Dataset extract:
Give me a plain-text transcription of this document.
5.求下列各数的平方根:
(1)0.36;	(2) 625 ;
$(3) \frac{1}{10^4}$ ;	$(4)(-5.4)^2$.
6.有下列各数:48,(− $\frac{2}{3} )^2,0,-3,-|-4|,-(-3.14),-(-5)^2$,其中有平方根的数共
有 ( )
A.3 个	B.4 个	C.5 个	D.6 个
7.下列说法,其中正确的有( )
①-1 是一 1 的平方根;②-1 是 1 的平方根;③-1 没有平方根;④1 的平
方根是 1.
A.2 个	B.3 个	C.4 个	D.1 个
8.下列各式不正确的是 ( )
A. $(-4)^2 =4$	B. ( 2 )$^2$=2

==

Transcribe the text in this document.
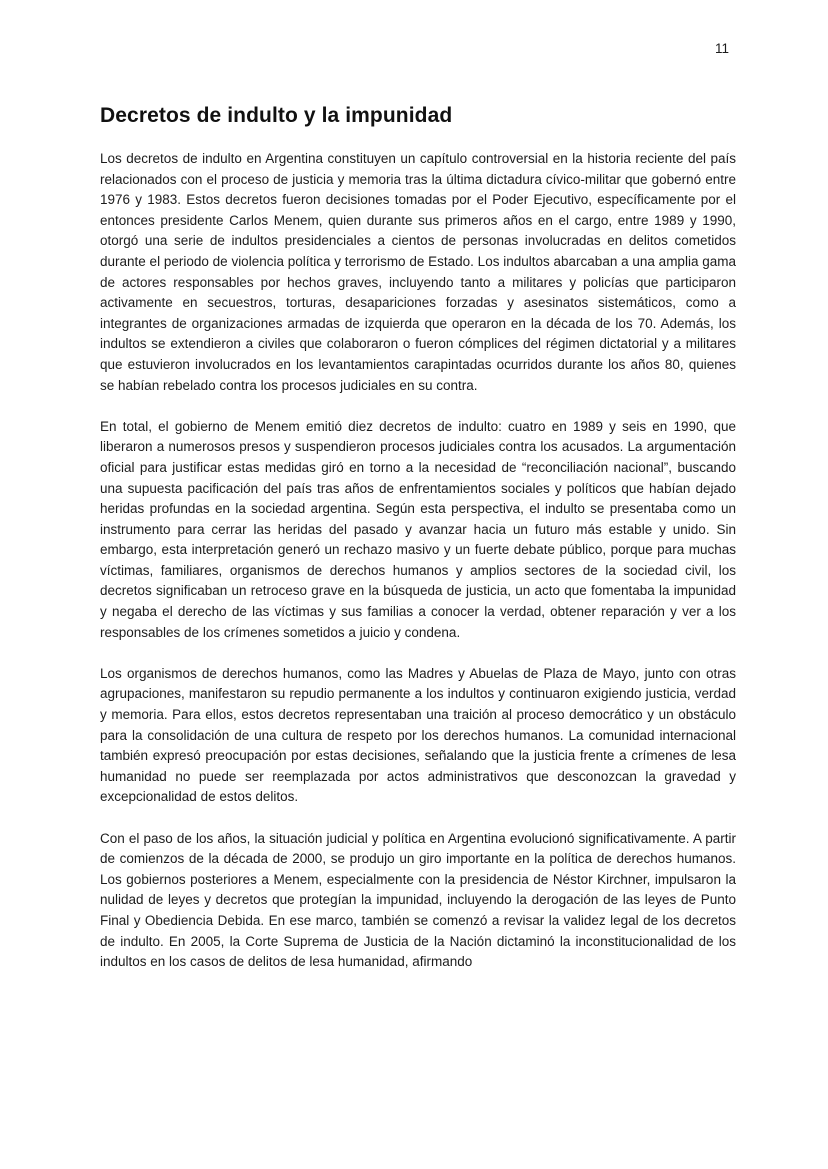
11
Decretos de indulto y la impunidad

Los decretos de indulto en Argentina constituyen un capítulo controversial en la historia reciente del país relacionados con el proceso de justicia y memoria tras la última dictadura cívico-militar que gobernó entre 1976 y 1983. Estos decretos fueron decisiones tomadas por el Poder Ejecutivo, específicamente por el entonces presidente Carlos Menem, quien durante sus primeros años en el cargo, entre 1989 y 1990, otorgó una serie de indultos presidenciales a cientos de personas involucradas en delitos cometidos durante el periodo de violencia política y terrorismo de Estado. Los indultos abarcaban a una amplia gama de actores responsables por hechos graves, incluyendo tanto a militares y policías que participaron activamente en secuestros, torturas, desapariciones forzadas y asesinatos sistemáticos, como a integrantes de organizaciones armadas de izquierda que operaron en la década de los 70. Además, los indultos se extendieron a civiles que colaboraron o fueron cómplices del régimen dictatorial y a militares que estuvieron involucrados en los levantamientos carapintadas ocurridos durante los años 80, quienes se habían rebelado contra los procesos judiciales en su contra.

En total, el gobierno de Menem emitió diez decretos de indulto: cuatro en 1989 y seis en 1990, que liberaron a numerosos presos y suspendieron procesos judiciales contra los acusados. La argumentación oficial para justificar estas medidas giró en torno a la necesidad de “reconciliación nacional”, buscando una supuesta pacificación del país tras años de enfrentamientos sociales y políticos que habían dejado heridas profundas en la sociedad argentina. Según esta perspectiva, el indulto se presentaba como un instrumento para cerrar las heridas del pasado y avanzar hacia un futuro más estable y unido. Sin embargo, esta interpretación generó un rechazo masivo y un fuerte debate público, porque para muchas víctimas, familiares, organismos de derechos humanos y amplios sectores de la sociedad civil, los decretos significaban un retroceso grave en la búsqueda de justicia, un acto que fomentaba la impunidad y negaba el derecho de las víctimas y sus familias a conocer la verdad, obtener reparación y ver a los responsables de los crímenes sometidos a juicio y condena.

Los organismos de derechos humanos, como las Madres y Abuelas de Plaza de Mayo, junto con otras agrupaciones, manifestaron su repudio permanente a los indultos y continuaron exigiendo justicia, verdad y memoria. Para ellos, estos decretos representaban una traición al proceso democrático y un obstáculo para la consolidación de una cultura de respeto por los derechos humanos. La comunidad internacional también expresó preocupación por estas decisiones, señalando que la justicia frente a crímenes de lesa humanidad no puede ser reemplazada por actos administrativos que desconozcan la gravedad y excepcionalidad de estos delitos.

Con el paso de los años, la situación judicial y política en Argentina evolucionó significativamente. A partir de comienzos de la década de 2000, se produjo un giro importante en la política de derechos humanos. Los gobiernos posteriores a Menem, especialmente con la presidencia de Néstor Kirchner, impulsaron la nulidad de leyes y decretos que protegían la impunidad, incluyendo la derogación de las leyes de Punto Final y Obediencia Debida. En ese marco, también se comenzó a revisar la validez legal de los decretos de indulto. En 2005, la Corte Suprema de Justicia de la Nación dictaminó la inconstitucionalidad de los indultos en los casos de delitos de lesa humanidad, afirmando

Exercise prompt:
Read the data above. Pull out each line in which the string "text" appears.

Output of the exercise:
Give me a plain-text transcription of this document.
Transcribe the text in this document.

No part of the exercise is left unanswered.